=== LATIHAN SINGKAT 1 ===
Tuliskan kembali tanpa perubahan sedikit pun baris-baris entri di bawah, dari baris yang memuat "import-module-select[interactable]: Yes ▲" hingga baris yang memuat "tab-settings[interactable]: Settings xyxy=(763,20,817,46)", termasuk kedua baris tersebut.

════

Rabu, 14 November 2007

Bersyukur Masih Bisa Kerja di Proyek Telkom

KOMPAS - Kamis, 15 Jan 1998 Halaman: 3 Penulis: MUL Ukuran: 3687

BERSYUKUR MASIH BISA KERJA
DI PROYEK TELKOM ...

WARYO (39) bersyukur dirinya masih bisa bekerja. Ayah lima anak
asal Pemalang, Jawa Tengah, itu mengaku sudah bisa mengumpulkan uang
secukupnya untuk keperluan lebaran nanti. Uang yang didapatnya dari
upah mengerjakan proyek galian di kawasan Jakarta dan Tangerang
selama sekitar dua bulan ini.

Sampai Rabu (14/1) Waryo masih bekerja di galian kabel PT Telkom,
di tepi Jalan Raya Serpong di kawasan Bumi Serpong Damai. Bersama
sekitar 70 temannya asal Pemalang, Waryo mengerjakan proyeknya yang
terakhir itu-berupa penanaman kabel telepon sepanjang lima
kilometer-sebelum pulang ke Pemalang.

"Dalam dua bulan terakhir, saya hitung-hitung hanya lima hari
tidak bekerja," ujarnya. Berbeda dengan ratusan ribu pekerja
konstruksi dan properti di Jakarta, yang selama beberapa bulan
ini sulit mendapatkan pekerjaan.

Sambil tiduran di bawah jalan-jalan layang di Ibu Kota, para warga
pendatang itu hanya bisa menghitung bintang. Order pekerjaan galian
atau bangunan lain tidak didapat. Mereka tidak tahu bagaimana harus
menghadapi lebaran nanti, begitu juga hidup di hari-hari selanjutnya.
Semuanya masih gelap.

Itulah sebabnya Waryo merasa bersyukur, setidaknya dalam dua bulan
ini dia bisa terus-menerus bekerja. Mandor proyek galian, kata Waryo,
masih mau memakai tenaga dia dan teman-temannya. Upah yang didapat
dari kerja gali-menggali tanah, untuk menanam kabel telepon atau
pipa PDAM, cukup lumayan untuk ukurannya.

Sistem kerja Waryo dan puluhan temannya adalah borongan. Untuk
galian satu meter dibayar Rp 15.000. Dalam waktu satu hari kadang
bisa menggali lebih dari satu meter, dengan kedalaman sesuai pesanan.
Galian untuk menanam kabel telepon dalamnya antara dua sampai 2,4
meter.

"Paling sedikit saya masih bisa mendapat Rp 15.000 per hari. Kalau
pengeluaran saya Rp 5.000 per hari, untuk makan dan rokok, saya masih
bisa menyisihkan Rp 10.000 untuk keluarga di kampung," kata Waryo.

════

=== LATIHAN SINGKAT 2 ===
Lanjutkan berita tentang Waryo, pekerja galian kabel proyek Telkom, mulai setelah kalimat terakhir yang ditampilkan.

[Daftar elemen beserta kotaknya]
════

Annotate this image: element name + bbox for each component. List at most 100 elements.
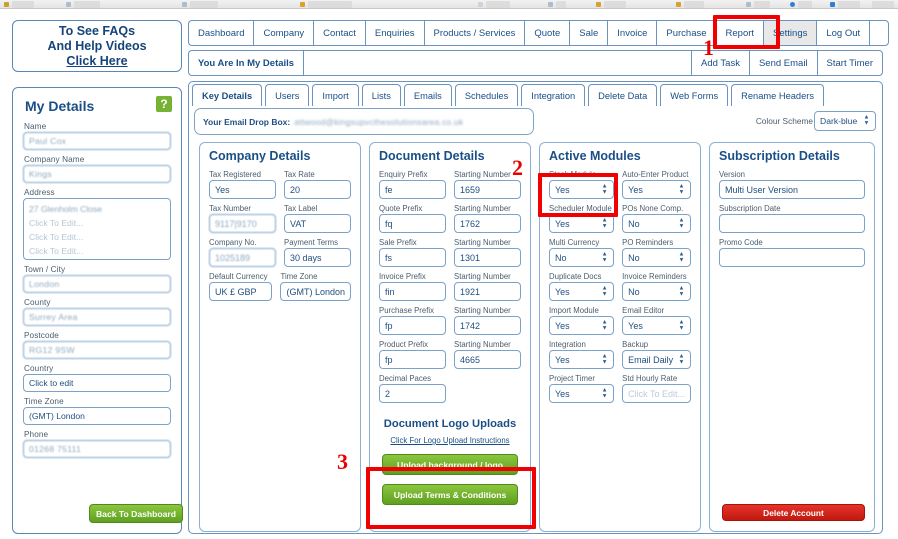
import-module-select[interactable]: Yes ▲ ▼ xyxy=(549,316,615,335)
company-row-1: Tax Registered Yes Tax Rate 20 xyxy=(200,170,360,204)
country-input[interactable]: Click to edit xyxy=(23,374,171,392)
quote-starting-number-input[interactable]: 1762 xyxy=(454,214,521,233)
bookmark-item xyxy=(684,1,704,8)
postcode-input[interactable]: RG12 9SW xyxy=(23,341,171,359)
sale-prefix-input[interactable]: fs xyxy=(379,248,446,267)
subtab-lists[interactable]: Lists xyxy=(361,84,401,106)
label-project-timer: Project Timer xyxy=(549,374,595,383)
delete-account-button[interactable]: Delete Account xyxy=(722,504,865,521)
payment-terms-input[interactable]: 30 days xyxy=(284,248,351,267)
subtab-integration[interactable]: Integration xyxy=(521,84,586,106)
company-no-input[interactable]: 1025189 xyxy=(209,248,276,267)
tax-registered-input[interactable]: Yes xyxy=(209,180,276,199)
std-hourly-rate-input[interactable]: Click To Edit... xyxy=(622,384,691,403)
decimal-paces-input[interactable]: 2 xyxy=(379,384,446,403)
county-input[interactable]: Surrey Area xyxy=(23,308,171,326)
quote-prefix-input[interactable]: fq xyxy=(379,214,446,233)
tab-invoice[interactable]: Invoice xyxy=(607,20,657,46)
add-task-button[interactable]: Add Task xyxy=(691,50,749,76)
time-zone-input[interactable]: (GMT) London xyxy=(23,407,171,425)
upload-background-logo-button[interactable]: Upload background / logo xyxy=(382,454,518,475)
upload-terms-conditions-button[interactable]: Upload Terms & Conditions xyxy=(382,484,518,505)
email-dropbox-field[interactable]: Your Email Drop Box: attwood@kingsupvcth… xyxy=(194,108,534,135)
product-starting-number-input[interactable]: 4665 xyxy=(454,350,521,369)
enquiry-prefix-input[interactable]: fe xyxy=(379,180,446,199)
tab-settings[interactable]: Settings xyxy=(763,20,817,46)
tab-enquiries[interactable]: Enquiries xyxy=(364,20,424,46)
backup-select[interactable]: Email Daily ▲ ▼ xyxy=(622,350,691,369)
start-timer-button[interactable]: Start Timer xyxy=(816,50,883,76)
tab-log-out[interactable]: Log Out xyxy=(816,20,870,46)
label-promo-code: Promo Code xyxy=(719,238,763,247)
project-timer-value: Yes xyxy=(555,388,570,399)
subtab-schedules[interactable]: Schedules xyxy=(454,84,519,106)
tab-sale[interactable]: Sale xyxy=(569,20,608,46)
company-time-zone-input[interactable]: (GMT) London xyxy=(280,282,351,301)
project-timer-select[interactable]: Yes ▲ ▼ xyxy=(549,384,615,403)
po-reminders-select[interactable]: No ▲ ▼ xyxy=(622,248,691,267)
email-dropbox-row: Your Email Drop Box: attwood@kingsupvcth… xyxy=(194,108,879,135)
faq-line-1: To See FAQs xyxy=(58,23,136,38)
field-label-company-name: Company Name xyxy=(24,155,85,164)
tab-quote[interactable]: Quote xyxy=(524,20,570,46)
settings-sub-tabs: Key Details Users Import Lists Emails Sc… xyxy=(189,84,884,106)
tax-number-input[interactable]: 9117|9170 xyxy=(209,214,276,233)
purchase-prefix-input[interactable]: fp xyxy=(379,316,446,335)
logo-upload-instructions-link[interactable]: Click For Logo Upload Instructions xyxy=(370,436,530,445)
subtab-users[interactable]: Users xyxy=(265,84,310,106)
invoice-reminders-select[interactable]: No ▲ ▼ xyxy=(622,282,691,301)
subtab-web-forms[interactable]: Web Forms xyxy=(660,84,729,106)
tab-report[interactable]: Report xyxy=(715,20,764,46)
invoice-starting-number-input[interactable]: 1921 xyxy=(454,282,521,301)
scheduler-module-select[interactable]: Yes ▲ ▼ xyxy=(549,214,615,233)
default-currency-input[interactable]: UK £ GBP xyxy=(209,282,273,301)
sale-starting-number-input[interactable]: 1301 xyxy=(454,248,521,267)
invoice-prefix-input[interactable]: fin xyxy=(379,282,446,301)
tab-dashboard[interactable]: Dashboard xyxy=(188,20,254,46)
tab-contact[interactable]: Contact xyxy=(313,20,365,46)
subscription-date-input[interactable] xyxy=(719,214,865,233)
label-integration: Integration xyxy=(549,340,586,349)
product-prefix-input[interactable]: fp xyxy=(379,350,446,369)
name-input[interactable]: Paul Cox xyxy=(23,132,171,150)
stock-module-select[interactable]: Yes ▲ ▼ xyxy=(549,180,615,199)
multi-currency-select[interactable]: No ▲ ▼ xyxy=(549,248,615,267)
enquiry-starting-number-input[interactable]: 1659 xyxy=(454,180,521,199)
faq-click-here-link[interactable]: Click Here xyxy=(66,54,127,69)
tax-label-input[interactable]: VAT xyxy=(284,214,351,233)
colour-scheme-value: Dark-blue xyxy=(820,116,858,126)
address-input[interactable]: 27 Glenholm Close Click To Edit... Click… xyxy=(23,198,171,260)
subtab-rename-headers[interactable]: Rename Headers xyxy=(731,84,825,106)
town-city-input[interactable]: London xyxy=(23,275,171,293)
tab-purchase[interactable]: Purchase xyxy=(656,20,716,46)
tab-company[interactable]: Company xyxy=(253,20,314,46)
duplicate-docs-select[interactable]: Yes ▲ ▼ xyxy=(549,282,615,301)
subtab-import[interactable]: Import xyxy=(312,84,359,106)
integration-select[interactable]: Yes ▲ ▼ xyxy=(549,350,615,369)
colour-scheme-label: Colour Scheme xyxy=(755,116,813,126)
purchase-starting-number-input[interactable]: 1742 xyxy=(454,316,521,335)
bookmark-item xyxy=(604,1,626,8)
email-editor-select[interactable]: Yes ▲ ▼ xyxy=(622,316,691,335)
colour-scheme-select[interactable]: Dark-blue ▲ ▼ xyxy=(814,111,876,131)
document-details-title: Document Details xyxy=(379,149,485,163)
bookmark-item xyxy=(838,1,860,8)
auto-enter-product-select[interactable]: Yes ▲ ▼ xyxy=(622,180,691,199)
bookmark-icon xyxy=(300,2,305,7)
subtab-key-details[interactable]: Key Details xyxy=(192,84,263,106)
subtab-emails[interactable]: Emails xyxy=(403,84,452,106)
promo-code-input[interactable] xyxy=(719,248,865,267)
help-question-icon[interactable]: ? xyxy=(156,96,172,112)
send-email-button[interactable]: Send Email xyxy=(748,50,817,76)
pos-none-comp-select[interactable]: No ▲ ▼ xyxy=(622,214,691,233)
bookmark-icon xyxy=(790,2,795,7)
back-to-dashboard-button[interactable]: Back To Dashboard xyxy=(89,504,183,523)
tab-products-services[interactable]: Products / Services xyxy=(423,20,525,46)
subtab-delete-data[interactable]: Delete Data xyxy=(588,84,658,106)
faq-help-videos-box[interactable]: To See FAQs And Help Videos Click Here xyxy=(12,20,182,72)
bookmark-icon xyxy=(478,2,483,7)
tax-rate-input[interactable]: 20 xyxy=(284,180,351,199)
company-name-input[interactable]: Kings xyxy=(23,165,171,183)
version-input[interactable]: Multi User Version xyxy=(719,180,865,199)
phone-input[interactable]: 01268 75111 xyxy=(23,440,171,458)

════

=== JAWABAN BENAR 1 ===
import-module-select[interactable]: Yes ▲ ▼ xyxy=(549,316,615,335)
company-row-1: Tax Registered Yes Tax Rate 20 xyxy=(200,170,360,204)
country-input[interactable]: Click to edit xyxy=(23,374,171,392)
quote-starting-number-input[interactable]: 1762 xyxy=(454,214,521,233)
bookmark-item xyxy=(684,1,704,8)
postcode-input[interactable]: RG12 9SW xyxy=(23,341,171,359)
sale-prefix-input[interactable]: fs xyxy=(379,248,446,267)
subtab-lists[interactable]: Lists xyxy=(361,84,401,106)
label-project-timer: Project Timer xyxy=(549,374,595,383)
delete-account-button[interactable]: Delete Account xyxy=(722,504,865,521)
payment-terms-input[interactable]: 30 days xyxy=(284,248,351,267)
subtab-integration[interactable]: Integration xyxy=(521,84,586,106)
company-no-input[interactable]: 1025189 xyxy=(209,248,276,267)
tax-registered-input[interactable]: Yes xyxy=(209,180,276,199)
std-hourly-rate-input[interactable]: Click To Edit... xyxy=(622,384,691,403)
decimal-paces-input[interactable]: 2 xyxy=(379,384,446,403)
county-input[interactable]: Surrey Area xyxy=(23,308,171,326)
quote-prefix-input[interactable]: fq xyxy=(379,214,446,233)
tab-invoice[interactable]: Invoice xyxy=(607,20,657,46)
add-task-button[interactable]: Add Task xyxy=(691,50,749,76)
time-zone-input[interactable]: (GMT) London xyxy=(23,407,171,425)
upload-background-logo-button[interactable]: Upload background / logo xyxy=(382,454,518,475)
upload-terms-conditions-button[interactable]: Upload Terms & Conditions xyxy=(382,484,518,505)
email-dropbox-field[interactable]: Your Email Drop Box: attwood@kingsupvcth… xyxy=(194,108,534,135)
product-starting-number-input[interactable]: 4665 xyxy=(454,350,521,369)
enquiry-prefix-input[interactable]: fe xyxy=(379,180,446,199)
tab-settings[interactable]: Settings xyxy=(763,20,817,46)

=== JAWABAN BENAR 2 ===
Pekerjaannya dalam satu dua hari ini selesai. Waryo dan
teman-temannya tengah bersiap-siap pula pulang kampung. Waryo yang
telah bekerja di Jakarta, menjadi tukang gali, sejak Lapangan Banteng
masih menjadi terminal bus itu, bisa melepaskan kerinduannya terhadap
istri dan anak-anaknya.

LAIN lagi dengan Awi (30) dan Alif (25), pekerja galian asal
Losari, Kabupaten Brebes, Jawa Tengah. Meski kini keduanya juga
tengah mengerjakan proyek galian PT Telkom, di tepi Jalan Raya
Serpong, mereka tidak secara terus-menerus mendapat order. Kontraktor
yang mempekerjakan Awi dan Alif, berbeda dengan yang mempekerjakan
Waryo.

"Dalam tiga bulan ini, saya hanya sekitar 30 hari mendapatkan
pekerjaan," ujar Awi, yang dibenarkan temannya, Alif. Upah yang
diterima Awi sama seperti yang didapat Alif dan Waryo yakni,
borongan Rp 15.000 untuk satu meter galian.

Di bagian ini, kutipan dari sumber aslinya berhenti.